--- DATA FOR THIS EXERCISE ---
— Start —

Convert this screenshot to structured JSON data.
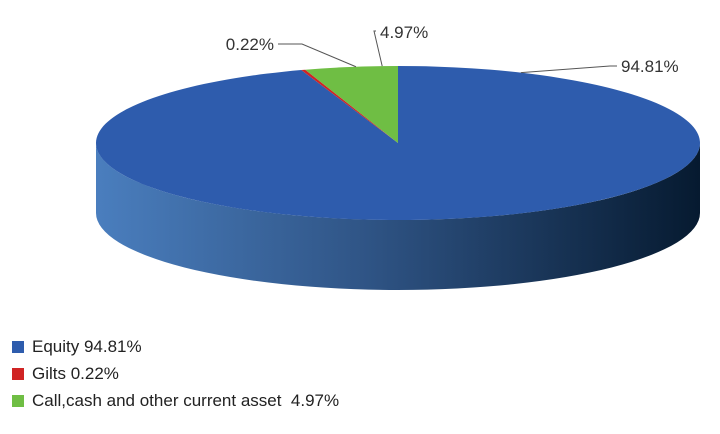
{
  "chart_data": {
    "type": "pie",
    "style": "3d",
    "slices": [
      {
        "name": "Equity",
        "value": 94.81,
        "label": "94.81%",
        "legend": "Equity 94.81%",
        "color": "#2E5CAD"
      },
      {
        "name": "Gilts",
        "value": 0.22,
        "label": "0.22%",
        "legend": "Gilts 0.22%",
        "color": "#D02424"
      },
      {
        "name": "Call,cash and other current asset",
        "value": 4.97,
        "label": "4.97%",
        "legend": "Call,cash and other current asset  4.97%",
        "color": "#6FBE44"
      }
    ],
    "legend_position": "bottom-left"
  }
}
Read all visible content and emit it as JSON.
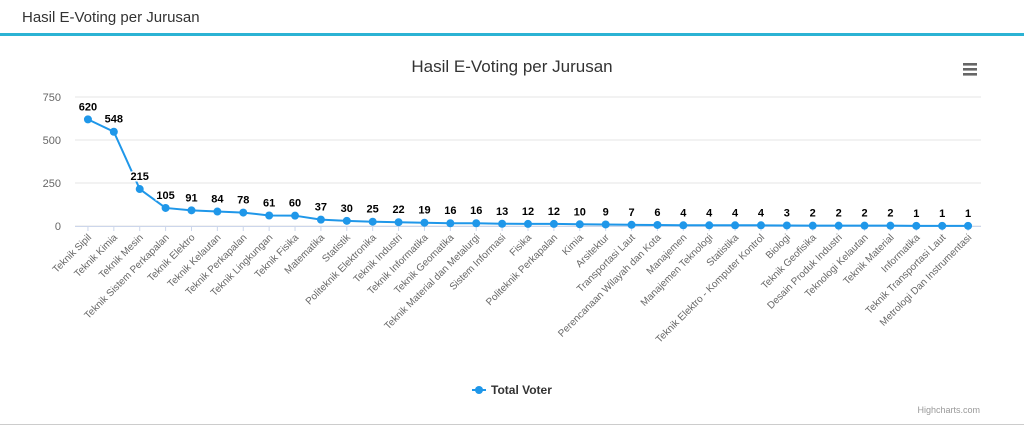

— End —

--- GOAL OF THE EXERCISE ---
Reproduce the material above in full and without alteration, but skip all pictures.

--- EXERCISE RESPONSE ---
Convert this screenshot to structured JSON data.
{
  "chart_data": {
    "type": "pie",
    "style": "3d",
    "slices": [
      {
        "name": "Equity",
        "value": 94.81,
        "label": "94.81%",
        "legend": "Equity 94.81%",
        "color": "#2E5CAD"
      },
      {
        "name": "Gilts",
        "value": 0.22,
        "label": "0.22%",
        "legend": "Gilts 0.22%",
        "color": "#D02424"
      },
      {
        "name": "Call,cash and other current asset",
        "value": 4.97,
        "label": "4.97%",
        "legend": "Call,cash and other current asset  4.97%",
        "color": "#6FBE44"
      }
    ],
    "legend_position": "bottom-left"
  }
}
Read all visible content and emit it as JSON.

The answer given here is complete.